• GIVEN EXERCISE:
All of the records listed below should be retyped exactly.
==================================================
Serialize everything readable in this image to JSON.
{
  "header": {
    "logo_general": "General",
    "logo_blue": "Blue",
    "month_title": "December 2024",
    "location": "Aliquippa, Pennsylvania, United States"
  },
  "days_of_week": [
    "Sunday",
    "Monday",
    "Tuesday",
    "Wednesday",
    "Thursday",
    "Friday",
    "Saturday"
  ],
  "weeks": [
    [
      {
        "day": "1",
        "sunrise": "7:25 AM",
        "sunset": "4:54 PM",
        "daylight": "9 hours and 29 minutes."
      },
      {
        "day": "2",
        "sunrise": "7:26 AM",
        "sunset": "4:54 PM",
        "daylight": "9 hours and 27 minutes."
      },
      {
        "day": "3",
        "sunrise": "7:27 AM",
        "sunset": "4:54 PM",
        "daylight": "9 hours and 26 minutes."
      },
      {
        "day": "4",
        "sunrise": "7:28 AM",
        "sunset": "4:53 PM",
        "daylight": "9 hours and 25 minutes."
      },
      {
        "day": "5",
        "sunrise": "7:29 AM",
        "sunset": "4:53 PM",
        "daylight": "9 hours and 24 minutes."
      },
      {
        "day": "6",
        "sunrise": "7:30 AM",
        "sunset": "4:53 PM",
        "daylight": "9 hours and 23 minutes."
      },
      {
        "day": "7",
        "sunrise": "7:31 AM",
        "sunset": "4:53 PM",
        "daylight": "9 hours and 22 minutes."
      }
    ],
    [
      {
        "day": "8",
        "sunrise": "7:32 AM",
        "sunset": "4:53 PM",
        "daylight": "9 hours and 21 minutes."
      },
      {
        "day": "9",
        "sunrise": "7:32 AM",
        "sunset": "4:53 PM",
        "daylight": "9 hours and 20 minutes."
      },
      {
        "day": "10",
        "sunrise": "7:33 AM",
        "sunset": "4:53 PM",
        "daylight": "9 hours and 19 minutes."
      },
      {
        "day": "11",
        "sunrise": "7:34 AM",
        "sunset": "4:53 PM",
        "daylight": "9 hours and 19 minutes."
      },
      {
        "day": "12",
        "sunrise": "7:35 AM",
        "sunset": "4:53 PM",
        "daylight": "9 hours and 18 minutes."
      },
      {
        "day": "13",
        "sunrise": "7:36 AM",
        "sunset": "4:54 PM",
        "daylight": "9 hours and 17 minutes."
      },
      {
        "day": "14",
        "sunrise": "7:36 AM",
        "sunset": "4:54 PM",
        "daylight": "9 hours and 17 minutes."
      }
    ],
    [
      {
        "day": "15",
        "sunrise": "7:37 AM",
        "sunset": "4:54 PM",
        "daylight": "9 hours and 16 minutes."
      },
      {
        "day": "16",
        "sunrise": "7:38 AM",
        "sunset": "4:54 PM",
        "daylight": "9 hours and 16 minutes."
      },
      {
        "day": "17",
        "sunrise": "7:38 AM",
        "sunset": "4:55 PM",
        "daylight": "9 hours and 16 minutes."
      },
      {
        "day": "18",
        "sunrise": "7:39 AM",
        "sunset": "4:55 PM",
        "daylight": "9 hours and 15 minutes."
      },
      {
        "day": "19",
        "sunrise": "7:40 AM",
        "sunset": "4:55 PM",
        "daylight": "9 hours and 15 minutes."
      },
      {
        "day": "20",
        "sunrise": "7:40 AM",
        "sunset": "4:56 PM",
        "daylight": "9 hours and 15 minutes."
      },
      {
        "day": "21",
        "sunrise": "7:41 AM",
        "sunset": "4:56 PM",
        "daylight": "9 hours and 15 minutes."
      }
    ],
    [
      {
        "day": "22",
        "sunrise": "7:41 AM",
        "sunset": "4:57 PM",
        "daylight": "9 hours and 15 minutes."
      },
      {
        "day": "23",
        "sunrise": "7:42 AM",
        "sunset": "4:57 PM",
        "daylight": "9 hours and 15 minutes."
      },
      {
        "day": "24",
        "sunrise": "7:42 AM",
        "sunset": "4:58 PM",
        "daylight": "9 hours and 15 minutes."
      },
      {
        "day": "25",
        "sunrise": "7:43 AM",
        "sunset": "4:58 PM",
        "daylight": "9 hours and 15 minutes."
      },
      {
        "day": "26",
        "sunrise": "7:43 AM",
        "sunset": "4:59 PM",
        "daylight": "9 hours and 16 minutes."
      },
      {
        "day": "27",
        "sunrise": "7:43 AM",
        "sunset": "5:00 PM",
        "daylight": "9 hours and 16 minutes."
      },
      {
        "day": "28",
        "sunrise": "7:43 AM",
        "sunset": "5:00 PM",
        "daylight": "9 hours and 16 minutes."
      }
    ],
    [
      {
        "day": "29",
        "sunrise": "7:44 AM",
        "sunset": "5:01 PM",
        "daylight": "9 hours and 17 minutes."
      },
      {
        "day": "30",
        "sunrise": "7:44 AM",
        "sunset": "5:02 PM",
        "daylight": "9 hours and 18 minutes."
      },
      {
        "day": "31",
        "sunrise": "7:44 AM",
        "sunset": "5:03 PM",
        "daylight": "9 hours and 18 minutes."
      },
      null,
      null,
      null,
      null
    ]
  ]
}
==================================================
• WORKED ANSWER:
Serialize everything readable in this image to JSON.
{
  "header": {
    "logo_general": "General",
    "logo_blue": "Blue",
    "month_title": "December 2024",
    "location": "Aliquippa, Pennsylvania, United States"
  },
  "days_of_week": [
    "Sunday",
    "Monday",
    "Tuesday",
    "Wednesday",
    "Thursday",
    "Friday",
    "Saturday"
  ],
  "weeks": [
    [
      {
        "day": "1",
        "sunrise": "7:25 AM",
        "sunset": "4:54 PM",
        "daylight": "9 hours and 29 minutes."
      },
      {
        "day": "2",
        "sunrise": "7:26 AM",
        "sunset": "4:54 PM",
        "daylight": "9 hours and 27 minutes."
      },
      {
        "day": "3",
        "sunrise": "7:27 AM",
        "sunset": "4:54 PM",
        "daylight": "9 hours and 26 minutes."
      },
      {
        "day": "4",
        "sunrise": "7:28 AM",
        "sunset": "4:53 PM",
        "daylight": "9 hours and 25 minutes."
      },
      {
        "day": "5",
        "sunrise": "7:29 AM",
        "sunset": "4:53 PM",
        "daylight": "9 hours and 24 minutes."
      },
      {
        "day": "6",
        "sunrise": "7:30 AM",
        "sunset": "4:53 PM",
        "daylight": "9 hours and 23 minutes."
      },
      {
        "day": "7",
        "sunrise": "7:31 AM",
        "sunset": "4:53 PM",
        "daylight": "9 hours and 22 minutes."
      }
    ],
    [
      {
        "day": "8",
        "sunrise": "7:32 AM",
        "sunset": "4:53 PM",
        "daylight": "9 hours and 21 minutes."
      },
      {
        "day": "9",
        "sunrise": "7:32 AM",
        "sunset": "4:53 PM",
        "daylight": "9 hours and 20 minutes."
      },
      {
        "day": "10",
        "sunrise": "7:33 AM",
        "sunset": "4:53 PM",
        "daylight": "9 hours and 19 minutes."
      },
      {
        "day": "11",
        "sunrise": "7:34 AM",
        "sunset": "4:53 PM",
        "daylight": "9 hours and 19 minutes."
      },
      {
        "day": "12",
        "sunrise": "7:35 AM",
        "sunset": "4:53 PM",
        "daylight": "9 hours and 18 minutes."
      },
      {
        "day": "13",
        "sunrise": "7:36 AM",
        "sunset": "4:54 PM",
        "daylight": "9 hours and 17 minutes."
      },
      {
        "day": "14",
        "sunrise": "7:36 AM",
        "sunset": "4:54 PM",
        "daylight": "9 hours and 17 minutes."
      }
    ],
    [
      {
        "day": "15",
        "sunrise": "7:37 AM",
        "sunset": "4:54 PM",
        "daylight": "9 hours and 16 minutes."
      },
      {
        "day": "16",
        "sunrise": "7:38 AM",
        "sunset": "4:54 PM",
        "daylight": "9 hours and 16 minutes."
      },
      {
        "day": "17",
        "sunrise": "7:38 AM",
        "sunset": "4:55 PM",
        "daylight": "9 hours and 16 minutes."
      },
      {
        "day": "18",
        "sunrise": "7:39 AM",
        "sunset": "4:55 PM",
        "daylight": "9 hours and 15 minutes."
      },
      {
        "day": "19",
        "sunrise": "7:40 AM",
        "sunset": "4:55 PM",
        "daylight": "9 hours and 15 minutes."
      },
      {
        "day": "20",
        "sunrise": "7:40 AM",
        "sunset": "4:56 PM",
        "daylight": "9 hours and 15 minutes."
      },
      {
        "day": "21",
        "sunrise": "7:41 AM",
        "sunset": "4:56 PM",
        "daylight": "9 hours and 15 minutes."
      }
    ],
    [
      {
        "day": "22",
        "sunrise": "7:41 AM",
        "sunset": "4:57 PM",
        "daylight": "9 hours and 15 minutes."
      },
      {
        "day": "23",
        "sunrise": "7:42 AM",
        "sunset": "4:57 PM",
        "daylight": "9 hours and 15 minutes."
      },
      {
        "day": "24",
        "sunrise": "7:42 AM",
        "sunset": "4:58 PM",
        "daylight": "9 hours and 15 minutes."
      },
      {
        "day": "25",
        "sunrise": "7:43 AM",
        "sunset": "4:58 PM",
        "daylight": "9 hours and 15 minutes."
      },
      {
        "day": "26",
        "sunrise": "7:43 AM",
        "sunset": "4:59 PM",
        "daylight": "9 hours and 16 minutes."
      },
      {
        "day": "27",
        "sunrise": "7:43 AM",
        "sunset": "5:00 PM",
        "daylight": "9 hours and 16 minutes."
      },
      {
        "day": "28",
        "sunrise": "7:43 AM",
        "sunset": "5:00 PM",
        "daylight": "9 hours and 16 minutes."
      }
    ],
    [
      {
        "day": "29",
        "sunrise": "7:44 AM",
        "sunset": "5:01 PM",
        "daylight": "9 hours and 17 minutes."
      },
      {
        "day": "30",
        "sunrise": "7:44 AM",
        "sunset": "5:02 PM",
        "daylight": "9 hours and 18 minutes."
      },
      {
        "day": "31",
        "sunrise": "7:44 AM",
        "sunset": "5:03 PM",
        "daylight": "9 hours and 18 minutes."
      },
      null,
      null,
      null,
      null
    ]
  ]
}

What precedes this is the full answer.